WRITTEN EXERCISE
Tally every line of the listing where the string "standard" is found, and state the total alone.
※
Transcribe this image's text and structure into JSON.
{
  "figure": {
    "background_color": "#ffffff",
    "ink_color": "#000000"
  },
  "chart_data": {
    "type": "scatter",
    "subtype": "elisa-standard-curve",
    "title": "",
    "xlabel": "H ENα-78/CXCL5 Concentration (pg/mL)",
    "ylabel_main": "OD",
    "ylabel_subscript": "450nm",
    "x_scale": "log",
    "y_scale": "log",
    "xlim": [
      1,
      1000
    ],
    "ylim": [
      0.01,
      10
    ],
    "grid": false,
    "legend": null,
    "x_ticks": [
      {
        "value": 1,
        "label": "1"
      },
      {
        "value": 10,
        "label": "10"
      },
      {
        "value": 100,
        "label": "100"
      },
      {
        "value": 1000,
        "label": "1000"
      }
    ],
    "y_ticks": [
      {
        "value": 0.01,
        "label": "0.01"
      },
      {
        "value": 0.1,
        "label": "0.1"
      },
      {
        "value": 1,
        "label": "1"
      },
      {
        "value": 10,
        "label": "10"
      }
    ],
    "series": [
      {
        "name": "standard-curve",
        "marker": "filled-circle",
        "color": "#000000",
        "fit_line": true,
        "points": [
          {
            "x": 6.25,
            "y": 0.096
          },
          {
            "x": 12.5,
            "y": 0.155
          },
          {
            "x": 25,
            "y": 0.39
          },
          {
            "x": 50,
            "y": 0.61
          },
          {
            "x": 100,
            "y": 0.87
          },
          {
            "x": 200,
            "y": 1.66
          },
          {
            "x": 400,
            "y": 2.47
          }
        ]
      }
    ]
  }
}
※
CORRECT OUTPUT
2